### What you will do
Pictures stay out of your copy, but everything else in the records below must be repeated exactly.

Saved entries

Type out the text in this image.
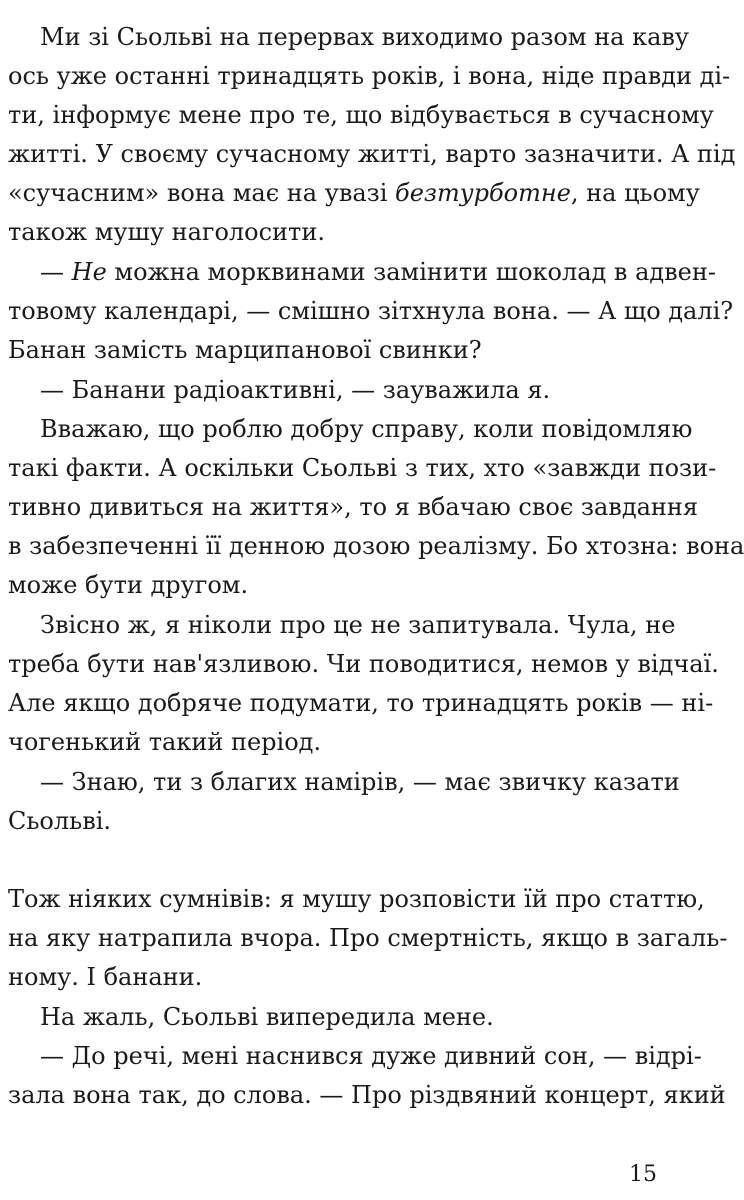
Ми зі Сьольві на перервах виходимо разом на каву
ось уже останні тринадцять років, і вона, ніде правди ді-
ти, інформує мене про те, що відбувається в сучасному
житті. У своєму сучасному житті, варто зазначити. А під
«сучасним» вона має на увазі безтурботне, на цьому
також мушу наголосити.
— Не можна морквинами замінити шоколад в адвен-
товому календарі, — смішно зітхнула вона. — А що далі?
Банан замість марципанової свинки?
— Банани радіоактивні, — зауважила я.
Вважаю, що роблю добру справу, коли повідомляю
такі факти. А оскільки Сьольві з тих, хто «завжди пози-
тивно дивиться на життя», то я вбачаю своє завдання
в забезпеченні її денною дозою реалізму. Бо хтозна: вона
може бути другом.
Звісно ж, я ніколи про це не запитувала. Чула, не
треба бути нав'язливою. Чи поводитися, немов у відчаї.
Але якщо добряче подумати, то тринадцять років — ні-
чогенький такий період.
— Знаю, ти з благих намірів, — має звичку казати
Сьольві.
Тож ніяких сумнівів: я мушу розповісти їй про статтю,
на яку натрапила вчора. Про смертність, якщо в загаль-
ному. І банани.
На жаль, Сьольві випередила мене.
— До речі, мені наснився дуже дивний сон, — відрі-
зала вона так, до слова. — Про різдвяний концерт, який
15
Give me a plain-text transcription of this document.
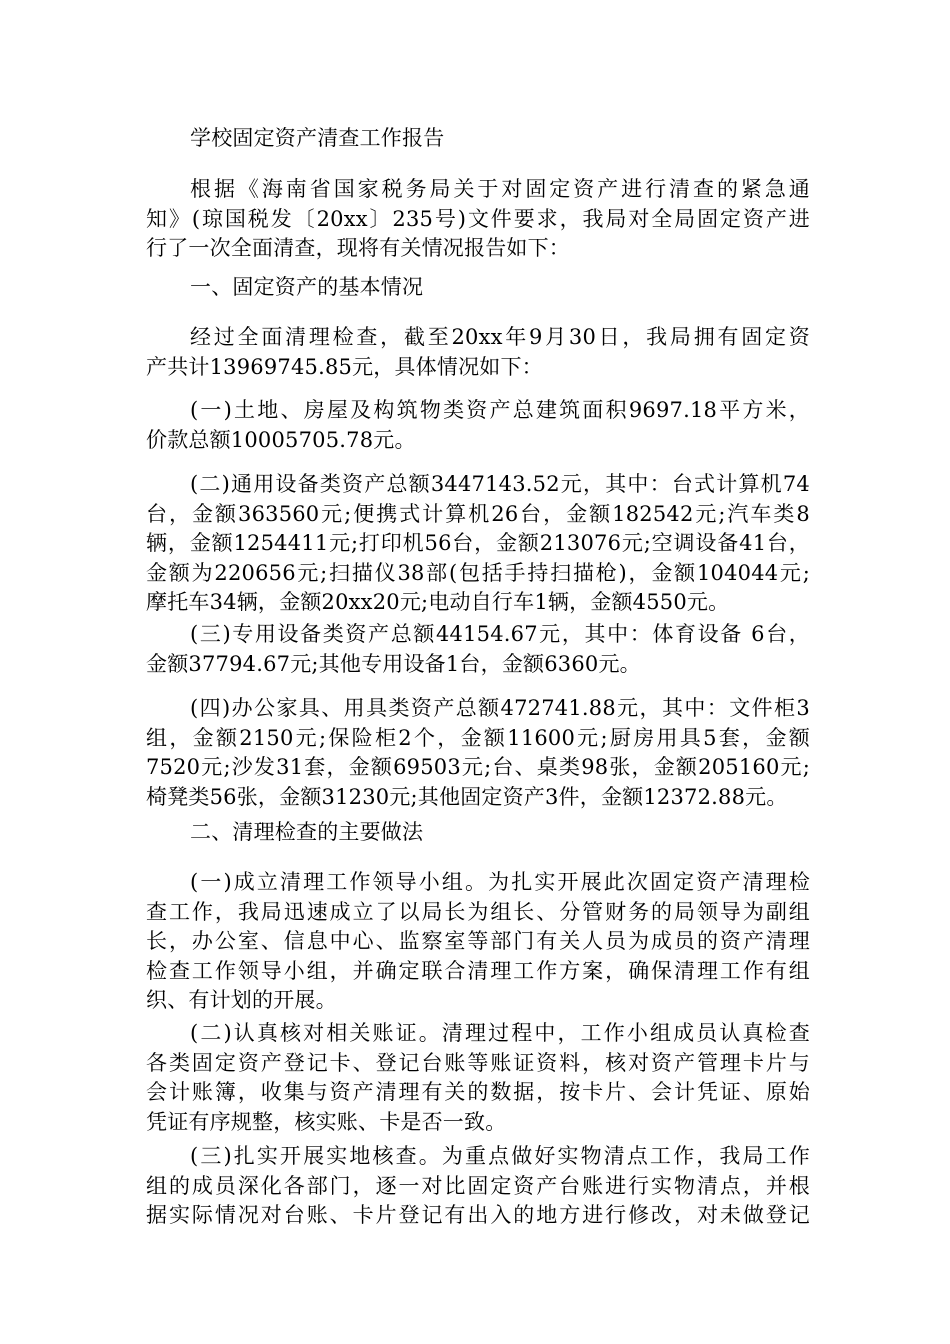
学校固定资产清查工作报告
根据《海南省国家税务局关于对固定资产进行清查的紧急通
知》(琼国税发〔20xx〕235号)文件要求，我局对全局固定资产进
行了一次全面清查，现将有关情况报告如下：
一、固定资产的基本情况
经过全面清理检查，截至20xx年9月30日，我局拥有固定资
产共计13969745.85元，具体情况如下：
(一)土地、房屋及构筑物类资产总建筑面积9697.18平方米，
价款总额10005705.78元。
(二)通用设备类资产总额3447143.52元，其中：台式计算机74
台，金额363560元;便携式计算机26台，金额182542元;汽车类8
辆，金额1254411元;打印机56台，金额213076元;空调设备41台，
金额为220656元;扫描仪38部(包括手持扫描枪)，金额104044元;
摩托车34辆，金额20xx20元;电动自行车1辆，金额4550元。
(三)专用设备类资产总额44154.67元，其中：体育设备 6台，
金额37794.67元;其他专用设备1台，金额6360元。
(四)办公家具、用具类资产总额472741.88元，其中：文件柜3
组，金额2150元;保险柜2个，金额11600元;厨房用具5套，金额
7520元;沙发31套，金额69503元;台、桌类98张，金额205160元;
椅凳类56张，金额31230元;其他固定资产3件，金额12372.88元。
二、清理检查的主要做法
(一)成立清理工作领导小组。为扎实开展此次固定资产清理检
查工作，我局迅速成立了以局长为组长、分管财务的局领导为副组
长，办公室、信息中心、监察室等部门有关人员为成员的资产清理
检查工作领导小组，并确定联合清理工作方案，确保清理工作有组
织、有计划的开展。
(二)认真核对相关账证。清理过程中，工作小组成员认真检查
各类固定资产登记卡、登记台账等账证资料，核对资产管理卡片与
会计账簿，收集与资产清理有关的数据，按卡片、会计凭证、原始
凭证有序规整，核实账、卡是否一致。
(三)扎实开展实地核查。为重点做好实物清点工作，我局工作
组的成员深化各部门，逐一对比固定资产台账进行实物清点，并根
据实际情况对台账、卡片登记有出入的地方进行修改，对未做登记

### Exercise response
Type out the text in this image.
Ми зі Сьольві на перервах виходимо разом на каву
ось уже останні тринадцять років, і вона, ніде правди ді-
ти, інформує мене про те, що відбувається в сучасному
житті. У своєму сучасному житті, варто зазначити. А під
«сучасним» вона має на увазі безтурботне, на цьому
також мушу наголосити.
— Не можна морквинами замінити шоколад в адвен-
товому календарі, — смішно зітхнула вона. — А що далі?
Банан замість марципанової свинки?
— Банани радіоактивні, — зауважила я.
Вважаю, що роблю добру справу, коли повідомляю
такі факти. А оскільки Сьольві з тих, хто «завжди пози-
тивно дивиться на життя», то я вбачаю своє завдання
в забезпеченні її денною дозою реалізму. Бо хтозна: вона
може бути другом.
Звісно ж, я ніколи про це не запитувала. Чула, не
треба бути нав'язливою. Чи поводитися, немов у відчаї.
Але якщо добряче подумати, то тринадцять років — ні-
чогенький такий період.
— Знаю, ти з благих намірів, — має звичку казати
Сьольві.
Тож ніяких сумнівів: я мушу розповісти їй про статтю,
на яку натрапила вчора. Про смертність, якщо в загаль-
ному. І банани.
На жаль, Сьольві випередила мене.
— До речі, мені наснився дуже дивний сон, — відрі-
зала вона так, до слова. — Про різдвяний концерт, який
15
Give me a plain-text transcription of this document.
学校固定资产清查工作报告
根据《海南省国家税务局关于对固定资产进行清查的紧急通
知》(琼国税发〔20xx〕235号)文件要求，我局对全局固定资产进
行了一次全面清查，现将有关情况报告如下：
一、固定资产的基本情况
经过全面清理检查，截至20xx年9月30日，我局拥有固定资
产共计13969745.85元，具体情况如下：
(一)土地、房屋及构筑物类资产总建筑面积9697.18平方米，
价款总额10005705.78元。
(二)通用设备类资产总额3447143.52元，其中：台式计算机74
台，金额363560元;便携式计算机26台，金额182542元;汽车类8
辆，金额1254411元;打印机56台，金额213076元;空调设备41台，
金额为220656元;扫描仪38部(包括手持扫描枪)，金额104044元;
摩托车34辆，金额20xx20元;电动自行车1辆，金额4550元。
(三)专用设备类资产总额44154.67元，其中：体育设备 6台，
金额37794.67元;其他专用设备1台，金额6360元。
(四)办公家具、用具类资产总额472741.88元，其中：文件柜3
组，金额2150元;保险柜2个，金额11600元;厨房用具5套，金额
7520元;沙发31套，金额69503元;台、桌类98张，金额205160元;
椅凳类56张，金额31230元;其他固定资产3件，金额12372.88元。
二、清理检查的主要做法
(一)成立清理工作领导小组。为扎实开展此次固定资产清理检
查工作，我局迅速成立了以局长为组长、分管财务的局领导为副组
长，办公室、信息中心、监察室等部门有关人员为成员的资产清理
检查工作领导小组，并确定联合清理工作方案，确保清理工作有组
织、有计划的开展。
(二)认真核对相关账证。清理过程中，工作小组成员认真检查
各类固定资产登记卡、登记台账等账证资料，核对资产管理卡片与
会计账簿，收集与资产清理有关的数据，按卡片、会计凭证、原始
凭证有序规整，核实账、卡是否一致。
(三)扎实开展实地核查。为重点做好实物清点工作，我局工作
组的成员深化各部门，逐一对比固定资产台账进行实物清点，并根
据实际情况对台账、卡片登记有出入的地方进行修改，对未做登记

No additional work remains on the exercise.